§ WHAT TO PRODUCE
Transcribe all the entries word for word, omitting any pictures they contain.
START
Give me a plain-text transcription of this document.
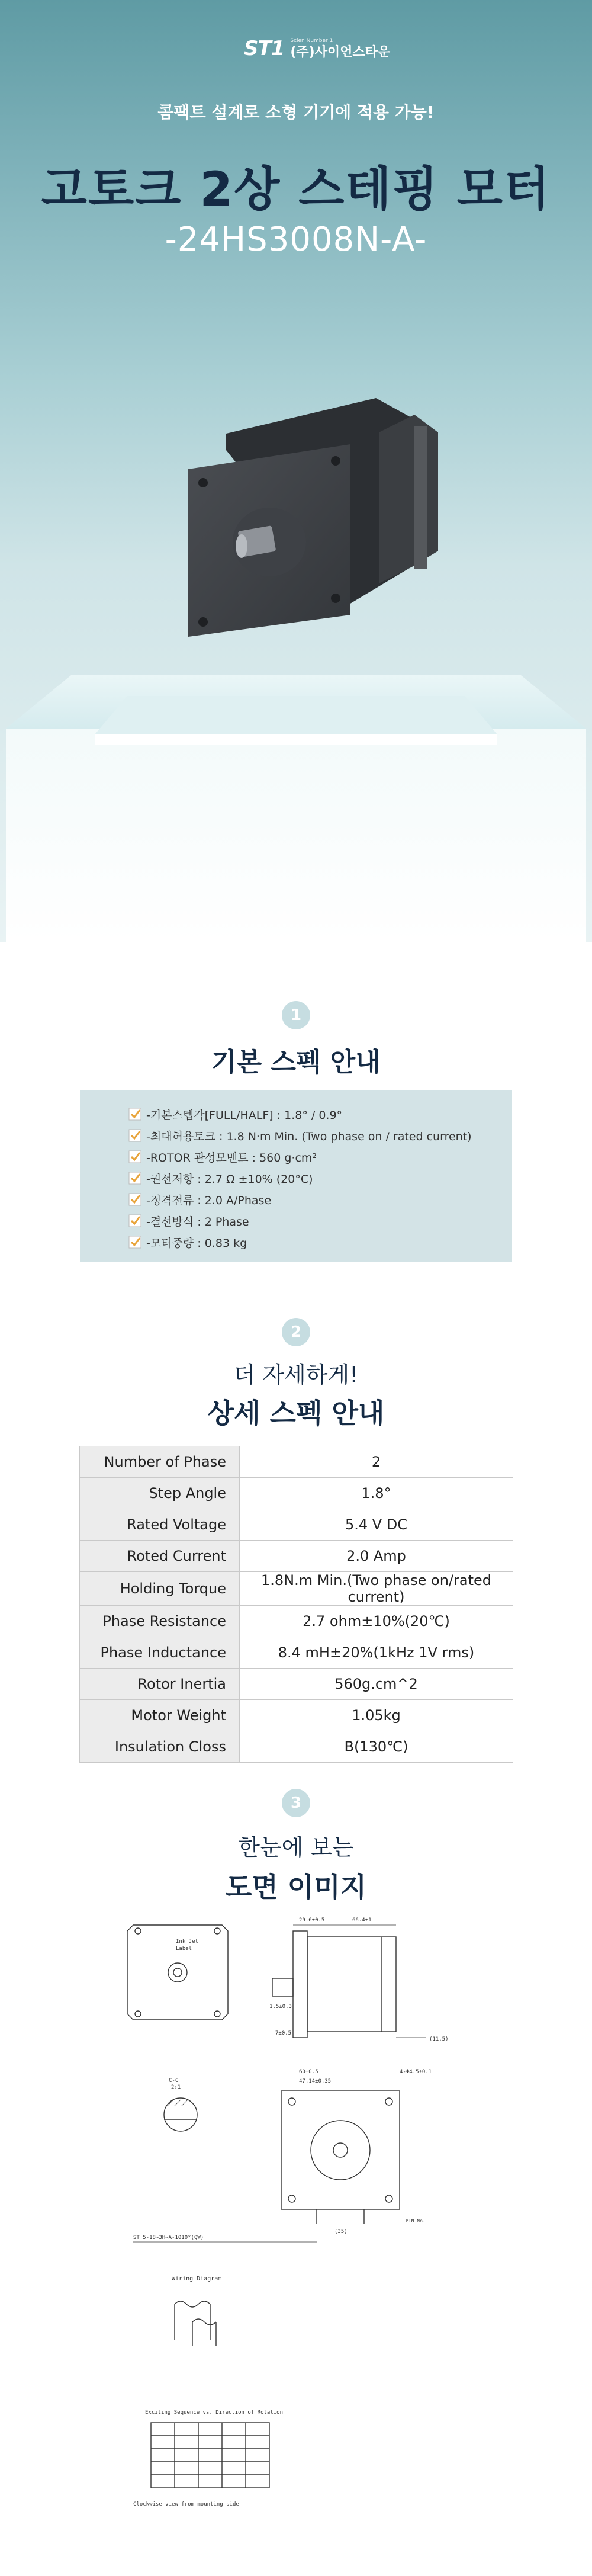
ST1 Scien Number 1
(주)사이언스타운
콤팩트 설계로 소형 기기에 적용 가능!
고토크 2상 스테핑 모터
-24HS3008N-A-
1
기본 스펙 안내
-기본스텝각[FULL/HALF] : 1.8° / 0.9°
-최대허용토크 : 1.8 N·m Min. (Two phase on / rated current)
-ROTOR 관성모멘트 : 560 g·cm²
-권선저항 : 2.7 Ω ±10% (20°C)
-정격전류 : 2.0 A/Phase
-결선방식 : 2 Phase
-모터중량 : 0.83 kg
2
더 자세하게!
상세 스펙 안내
Number of Phase	2
Step Angle	1.8°
Rated Voltage	5.4 V DC
Roted Current	2.0 Amp
Holding Torque	1.8N.m Min.(Two phase on/rated current)
Phase Resistance	2.7 ohm±10%(20℃)
Phase Inductance	8.4 mH±20%(1kHz 1V rms)
Rotor Inertia	560g.cm^2
Motor Weight	1.05kg
Insulation Closs	B(130℃)
3
한눈에 보는
도면 이미지
Ink Jet
Label
29.6±0.5	66.4±1
1.5±0.3
7±0.5
(11.5)
C-C
2:1
60±0.5
47.14±0.35
4-Φ4.5±0.1
(35)
PIN No.
ST 5-18~3H~A-1010*(QW)
Wiring Diagram
Exciting Sequence vs. Direction of Rotation
Clockwise view from mounting side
END
§ WRITTEN ANSWER
Give me a plain-text transcription of this document.
ST1 Scien Number 1
(주)사이언스타운
콤팩트 설계로 소형 기기에 적용 가능!
고토크 2상 스테핑 모터
-24HS3008N-A-
1
기본 스펙 안내
-기본스텝각[FULL/HALF] : 1.8° / 0.9°
-최대허용토크 : 1.8 N·m Min. (Two phase on / rated current)
-ROTOR 관성모멘트 : 560 g·cm²
-권선저항 : 2.7 Ω ±10% (20°C)
-정격전류 : 2.0 A/Phase
-결선방식 : 2 Phase
-모터중량 : 0.83 kg
2
더 자세하게!
상세 스펙 안내
Number of Phase	2
Step Angle	1.8°
Rated Voltage	5.4 V DC
Roted Current	2.0 Amp
Holding Torque	1.8N.m Min.(Two phase on/rated current)
Phase Resistance	2.7 ohm±10%(20℃)
Phase Inductance	8.4 mH±20%(1kHz 1V rms)
Rotor Inertia	560g.cm^2
Motor Weight	1.05kg
Insulation Closs	B(130℃)
3
한눈에 보는
도면 이미지
Ink Jet
Label
29.6±0.5	66.4±1
1.5±0.3
7±0.5
(11.5)
C-C
2:1
60±0.5
47.14±0.35
4-Φ4.5±0.1
(35)
PIN No.
ST 5-18~3H~A-1010*(QW)
Wiring Diagram
Exciting Sequence vs. Direction of Rotation
Clockwise view from mounting side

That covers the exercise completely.